DO THIS:
Copy the lines of the listing below word for word, starting at the line containing "- Bar: [612, 24, 634, 469]" and ending at the line containing "- Bar: [329, 24, 356, 469]", with both of those lines included.

╭─ DATA LINES

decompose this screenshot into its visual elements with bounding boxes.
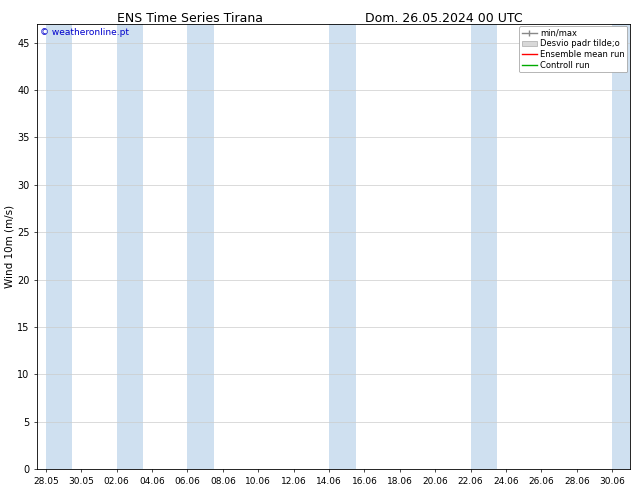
- Bar: [612, 24, 634, 469]
- Bar: [117, 24, 143, 469]
- Y-axis label: Wind 10m (m/s): Wind 10m (m/s): [4, 205, 14, 288]
- Legend: min/max, Desvio padr tilde;o, Ensemble mean run, Controll run: min/max, Desvio padr tilde;o, Ensemble m…: [519, 26, 627, 72]
- Bar: [46, 24, 72, 469]
- Bar: [329, 24, 356, 469]
- Text: ENS Time Series Tirana: ENS Time Series Tirana: [117, 12, 263, 25]
- Bar: [188, 24, 214, 469]
- Bar: [470, 24, 497, 469]
- Text: © weatheronline.pt: © weatheronline.pt: [40, 28, 129, 37]
- Text: Dom. 26.05.2024 00 UTC: Dom. 26.05.2024 00 UTC: [365, 12, 522, 25]
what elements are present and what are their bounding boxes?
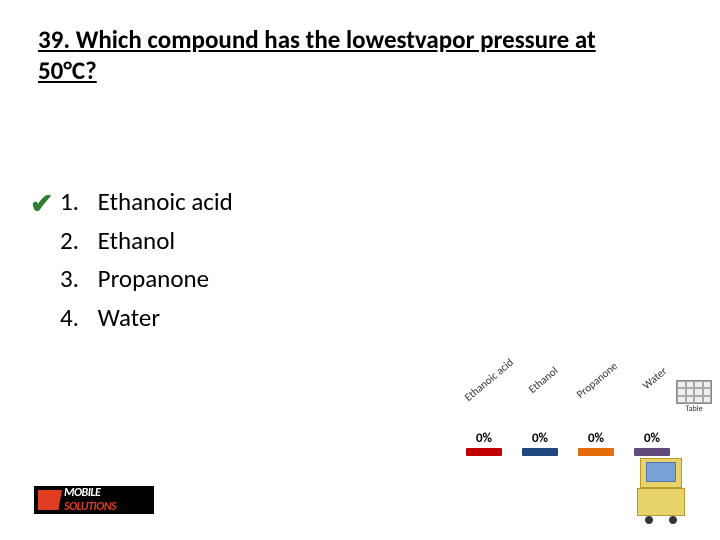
- bar-pct: 0%: [518, 431, 562, 446]
- bar-label-3: Propanone: [574, 359, 620, 400]
- cart-monitor: [640, 458, 682, 488]
- bar-rect: [466, 448, 502, 456]
- option-3[interactable]: 3. Propanone: [60, 263, 233, 296]
- bar-pct: 0%: [574, 431, 618, 446]
- response-chart: 0% Ethanoic acid 0% Ethanol 0% Propanone…: [462, 336, 702, 456]
- table-caption: Table: [676, 404, 712, 414]
- correct-check-icon: ✔: [30, 186, 53, 221]
- option-number: 3.: [60, 263, 92, 296]
- bar-label-2: Ethanol: [526, 364, 560, 396]
- bar-1: 0%: [462, 431, 506, 456]
- bar-rect: [634, 448, 670, 456]
- option-number: 2.: [60, 225, 92, 258]
- cart-icon: [632, 458, 690, 526]
- cart-body: [637, 488, 685, 516]
- bar-pct: 0%: [462, 431, 506, 446]
- options-list: 1. Ethanoic acid 2. Ethanol 3. Propanone…: [60, 186, 233, 340]
- bar-label-4: Water: [640, 364, 669, 392]
- bar-4: 0%: [630, 431, 674, 456]
- logo-shape-icon: [38, 490, 62, 510]
- question-title: 39. Which compound has the lowestvapor p…: [38, 24, 658, 87]
- logo-text-top: MOBILE: [64, 486, 116, 500]
- option-label: Water: [98, 302, 160, 333]
- table-button[interactable]: Table: [676, 380, 712, 408]
- option-number: 1.: [60, 186, 92, 219]
- mobile-solutions-logo: MOBILE SOLUTIONS: [34, 486, 154, 514]
- bar-3: 0%: [574, 431, 618, 456]
- option-label: Propanone: [98, 263, 209, 294]
- table-grid-icon: [676, 380, 712, 404]
- option-4[interactable]: 4. Water: [60, 302, 233, 335]
- cart-screen: [646, 462, 676, 482]
- question-text: Which compound has the lowestvapor press…: [38, 24, 596, 86]
- bar-label-1: Ethanoic acid: [462, 356, 516, 404]
- bar-rect: [522, 448, 558, 456]
- option-label: Ethanoic acid: [98, 186, 233, 217]
- option-label: Ethanol: [98, 225, 175, 256]
- cart-wheels: [637, 516, 685, 524]
- question-number: 39.: [38, 24, 70, 55]
- option-1[interactable]: 1. Ethanoic acid: [60, 186, 233, 219]
- logo-text-bottom: SOLUTIONS: [64, 500, 116, 514]
- bar-pct: 0%: [630, 431, 674, 446]
- bar-2: 0%: [518, 431, 562, 456]
- slide: 39. Which compound has the lowestvapor p…: [0, 0, 720, 540]
- option-2[interactable]: 2. Ethanol: [60, 225, 233, 258]
- option-number: 4.: [60, 302, 92, 335]
- bar-rect: [578, 448, 614, 456]
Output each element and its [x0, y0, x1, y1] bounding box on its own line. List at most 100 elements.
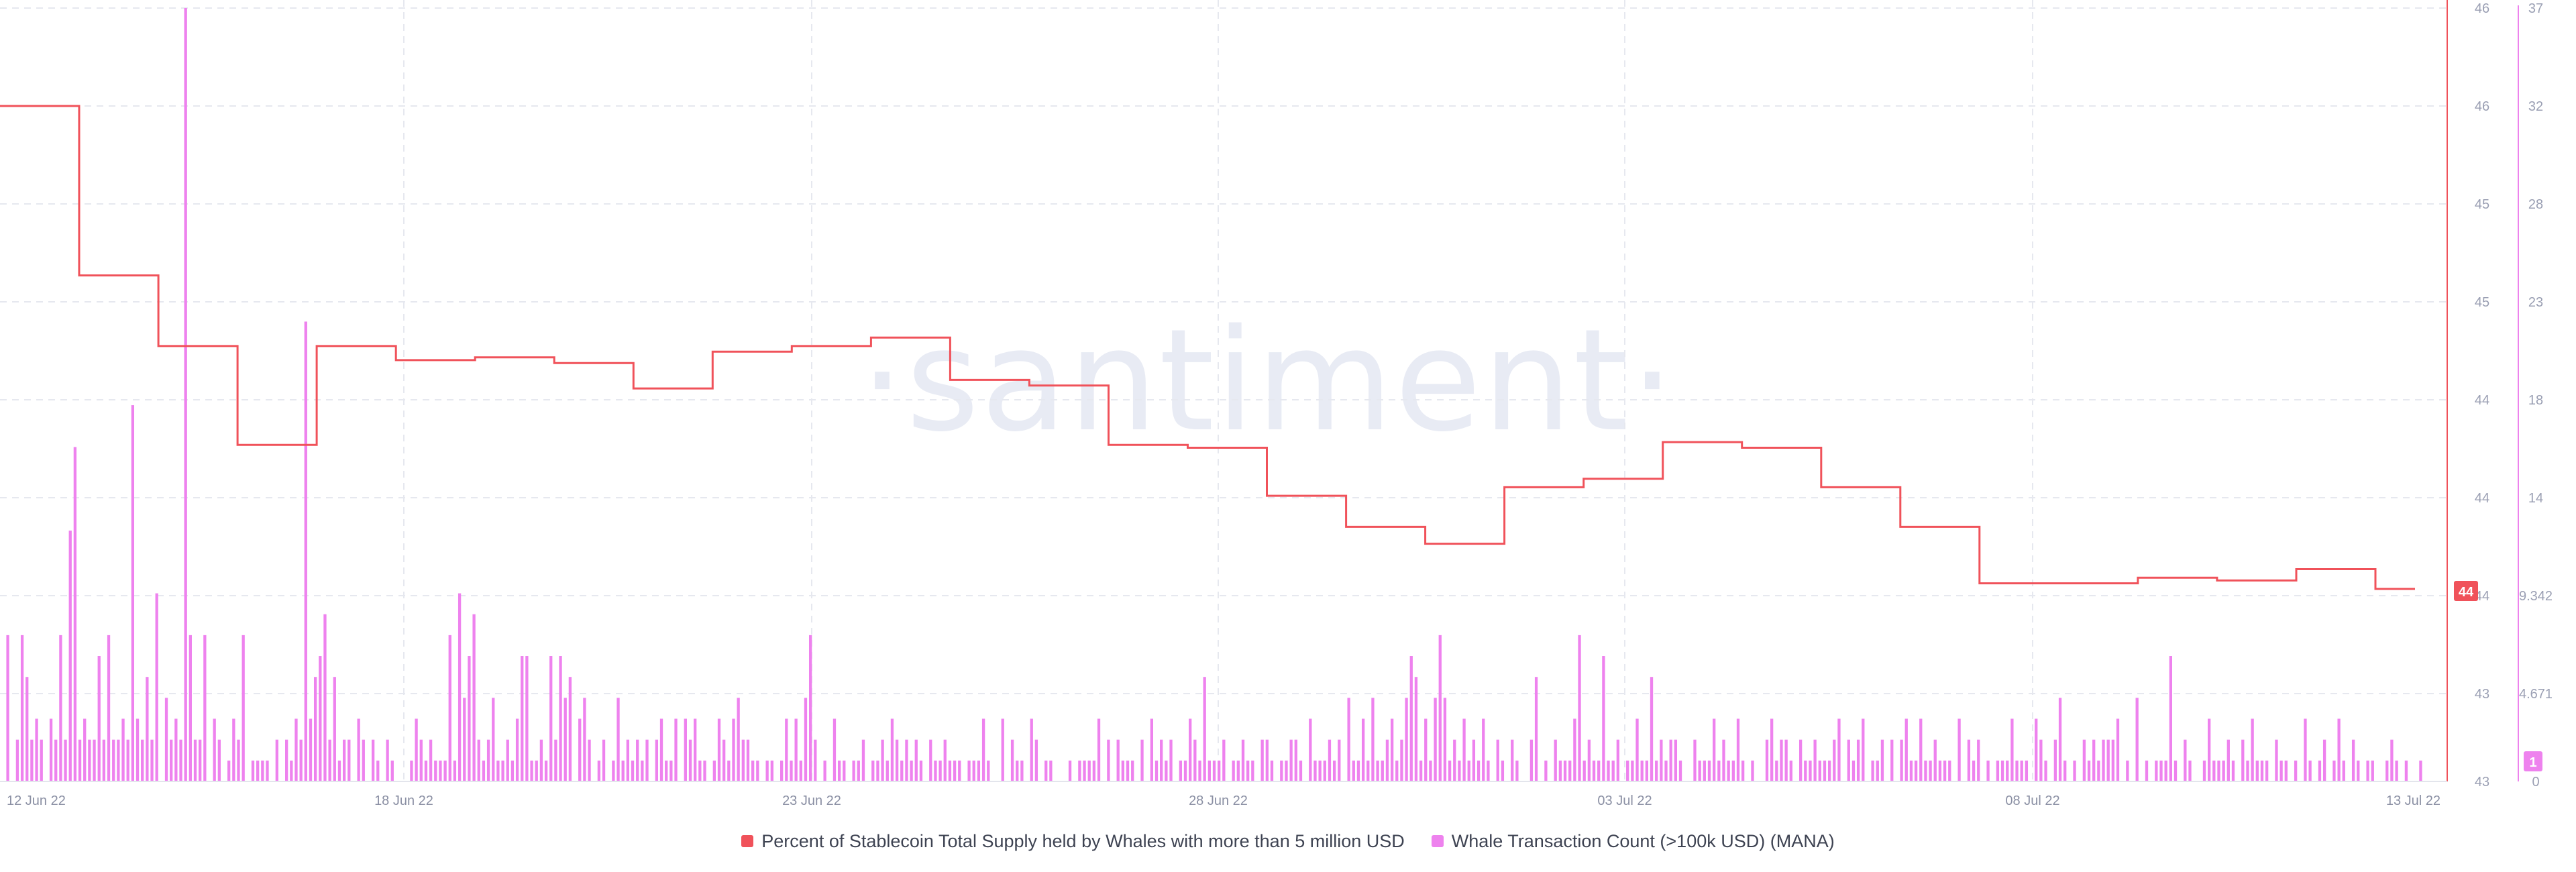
whale-tx-bar	[549, 656, 553, 781]
x-tick-label: 18 Jun 22	[374, 794, 433, 808]
whale-tx-bar	[2419, 760, 2422, 781]
whale-tx-bar	[808, 635, 812, 781]
whale-tx-bar	[1400, 739, 1403, 781]
right-tick-pink: 14	[2528, 491, 2543, 506]
whale-tx-bar	[1020, 760, 1024, 781]
whale-tx-bar	[1299, 760, 1303, 781]
whale-tx-bar	[1986, 760, 1990, 781]
whale-tx-bar	[486, 739, 490, 781]
whale-tx-bar	[914, 739, 918, 781]
whale-tx-bar	[2025, 760, 2029, 781]
whale-tx-bar	[492, 698, 495, 781]
whale-tx-bar	[1602, 656, 1605, 781]
whale-tx-bar	[1957, 718, 1961, 781]
whale-tx-bar	[2159, 760, 2163, 781]
whale-tx-bar	[765, 760, 769, 781]
whale-tx-bar	[1251, 760, 1254, 781]
whale-tx-bar	[785, 718, 788, 781]
whale-tx-bar	[2385, 760, 2389, 781]
whale-tx-bar	[597, 760, 601, 781]
whale-tx-bar	[1482, 718, 1485, 781]
whale-tx-bar	[313, 677, 317, 781]
whale-tx-bar	[88, 739, 91, 781]
whale-tx-bar	[732, 718, 735, 781]
whale-tx-bar	[290, 760, 293, 781]
whale-tx-bar	[1900, 739, 1903, 781]
whale-tx-bar	[1356, 760, 1360, 781]
whale-tx-bar	[2308, 760, 2312, 781]
whale-tx-bar	[977, 760, 981, 781]
whale-tx-bar	[78, 739, 82, 781]
right-tick-red: 43	[2475, 687, 2489, 702]
whale-tx-bar	[1722, 739, 1725, 781]
whale-tx-bar	[1967, 739, 1971, 781]
whale-tx-bar	[1289, 739, 1293, 781]
whale-tx-bar	[843, 760, 846, 781]
legend-item-stablecoin[interactable]: Percent of Stablecoin Total Supply held …	[741, 831, 1405, 852]
whale-tx-bar	[1116, 739, 1120, 781]
whale-tx-bar	[616, 698, 620, 781]
whale-tx-bar	[93, 739, 96, 781]
whale-tx-bar	[2174, 760, 2178, 781]
whale-tx-bar	[164, 698, 168, 781]
whale-tx-bar	[155, 593, 158, 781]
whale-tx-bar	[967, 760, 971, 781]
whale-tx-bar	[40, 739, 43, 781]
whale-tx-bar	[2035, 718, 2038, 781]
whale-tx-bar	[1674, 739, 1677, 781]
whale-tx-bar	[1813, 739, 1817, 781]
whale-tx-bar	[1611, 760, 1615, 781]
whale-tx-bar	[588, 739, 591, 781]
whale-tx-bar	[30, 739, 34, 781]
whale-tx-bar	[1352, 760, 1355, 781]
whale-tx-bar	[2255, 760, 2259, 781]
whale-tx-bar	[1092, 760, 1096, 781]
whale-tx-bar	[357, 718, 360, 781]
whale-tx-bar	[1554, 739, 1557, 781]
whale-tx-bar	[2390, 739, 2394, 781]
whale-tx-bar	[2342, 760, 2345, 781]
whale-tx-bar	[1914, 760, 1918, 781]
whale-tx-bar	[1698, 760, 1701, 781]
whale-tx-bar	[890, 718, 894, 781]
whale-tx-bar	[1222, 739, 1226, 781]
legend-label-whale-tx: Whale Transaction Count (>100k USD) (MAN…	[1451, 830, 1835, 851]
whale-tx-bar	[1919, 718, 1923, 781]
whale-tx-bar	[1010, 739, 1014, 781]
whale-tx-bar	[429, 739, 433, 781]
whale-tx-bar	[2039, 739, 2043, 781]
whale-tx-bar	[1260, 739, 1264, 781]
right-tick-red: 45	[2475, 295, 2489, 310]
whale-tx-bar	[568, 677, 572, 781]
whale-tx-bar	[415, 718, 418, 781]
whale-tx-bar	[1587, 739, 1591, 781]
x-tick-label: 23 Jun 22	[782, 794, 841, 808]
whale-tx-bar	[2332, 760, 2336, 781]
whale-tx-bar	[463, 698, 466, 781]
legend-item-whale-tx[interactable]: Whale Transaction Count (>100k USD) (MAN…	[1431, 830, 1835, 852]
whale-tx-bar	[1332, 760, 1336, 781]
whale-tx-bar	[1693, 739, 1697, 781]
whale-tx-bar	[1669, 739, 1672, 781]
right-tick-pink: 0	[2532, 775, 2539, 789]
whale-tx-bar	[1467, 760, 1470, 781]
whale-tx-bar	[1107, 739, 1110, 781]
whale-tx-bar	[703, 760, 706, 781]
whale-tx-bar	[1347, 698, 1350, 781]
right-axis-pink-ticks: 37 32 28 23 18 14 9.342 4.671 0	[2519, 1, 2553, 789]
whale-tx-bar	[1924, 760, 1927, 781]
right-tick-red: 46	[2475, 1, 2489, 16]
whale-tx-bar	[2202, 760, 2206, 781]
whale-tx-bar	[958, 760, 961, 781]
whale-tx-bar	[1578, 635, 1581, 781]
whale-tx-bar	[1568, 760, 1572, 781]
whale-tx-bar	[1313, 760, 1317, 781]
whale-tx-bar	[146, 677, 149, 781]
whale-tx-bar	[1770, 718, 1774, 781]
whale-tx-bar	[1837, 718, 1841, 781]
whale-tx-bar	[126, 739, 129, 781]
whale-tx-bar	[521, 656, 524, 781]
whale-tx-bar	[626, 739, 630, 781]
whale-tx-bar	[943, 739, 947, 781]
whale-tx-bar	[1212, 760, 1216, 781]
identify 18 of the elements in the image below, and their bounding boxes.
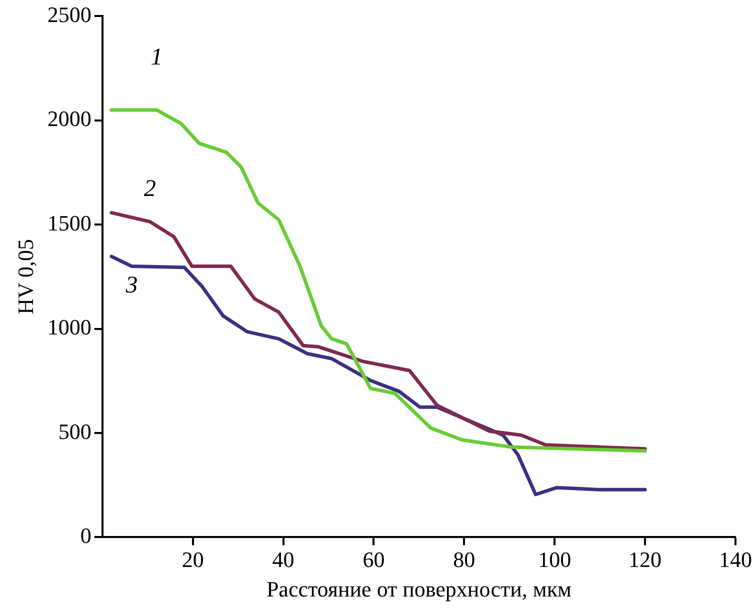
y-tick-label: 1000	[47, 314, 92, 340]
y-axis-title: HV 0,05	[12, 239, 38, 314]
x-tick-label: 100	[538, 547, 572, 572]
x-tick-label: 120	[628, 547, 662, 572]
x-tick-label: 80	[453, 547, 476, 572]
series-label: 1	[150, 44, 163, 70]
series-label: 2	[144, 176, 156, 202]
y-tick-label: 0	[80, 522, 92, 548]
x-tick-label: 40	[272, 547, 294, 572]
x-tick-label: 60	[362, 547, 385, 572]
y-tick-label: 1500	[47, 210, 92, 236]
series-label: 3	[124, 272, 138, 299]
y-tick-label: 2500	[47, 2, 92, 27]
x-tick-label: 140	[719, 547, 752, 572]
y-tick-label: 500	[58, 418, 92, 444]
x-axis-title: Расстояние от поверхности, мкм	[266, 576, 572, 602]
x-tick-label: 20	[182, 547, 204, 572]
y-tick-label: 2000	[47, 106, 92, 132]
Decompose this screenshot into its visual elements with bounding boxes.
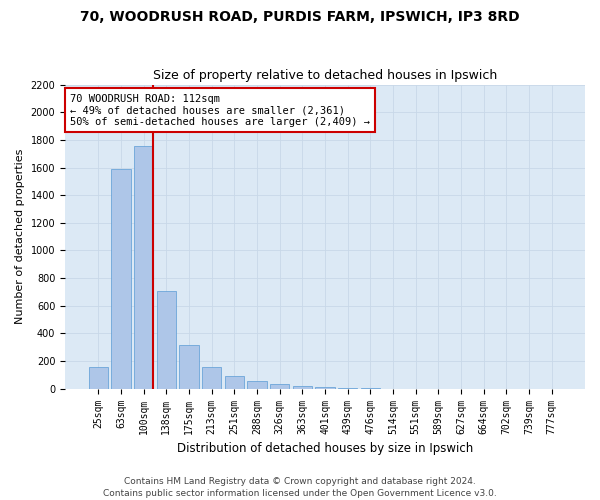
Bar [224, 376, 244, 388]
Bar [247, 381, 266, 388]
Text: Contains HM Land Registry data © Crown copyright and database right 2024.
Contai: Contains HM Land Registry data © Crown c… [103, 476, 497, 498]
Bar [293, 386, 312, 388]
Title: Size of property relative to detached houses in Ipswich: Size of property relative to detached ho… [153, 69, 497, 82]
Bar [270, 384, 289, 388]
Text: 70, WOODRUSH ROAD, PURDIS FARM, IPSWICH, IP3 8RD: 70, WOODRUSH ROAD, PURDIS FARM, IPSWICH,… [80, 10, 520, 24]
Bar [316, 387, 335, 388]
Bar [134, 146, 153, 388]
Bar [179, 345, 199, 389]
Text: 70 WOODRUSH ROAD: 112sqm
← 49% of detached houses are smaller (2,361)
50% of sem: 70 WOODRUSH ROAD: 112sqm ← 49% of detach… [70, 94, 370, 127]
X-axis label: Distribution of detached houses by size in Ipswich: Distribution of detached houses by size … [177, 442, 473, 455]
Y-axis label: Number of detached properties: Number of detached properties [15, 149, 25, 324]
Bar [157, 291, 176, 388]
Bar [202, 366, 221, 388]
Bar [112, 169, 131, 388]
Bar [89, 368, 108, 388]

╰─

THE RESPONSE:
- Bar: [612, 24, 634, 469]
- Bar: [117, 24, 143, 469]
- Y-axis label: Wind 10m (m/s): Wind 10m (m/s): [4, 205, 14, 288]
- Legend: min/max, Desvio padr tilde;o, Ensemble mean run, Controll run: min/max, Desvio padr tilde;o, Ensemble m…: [519, 26, 627, 72]
- Bar: [46, 24, 72, 469]
- Bar: [329, 24, 356, 469]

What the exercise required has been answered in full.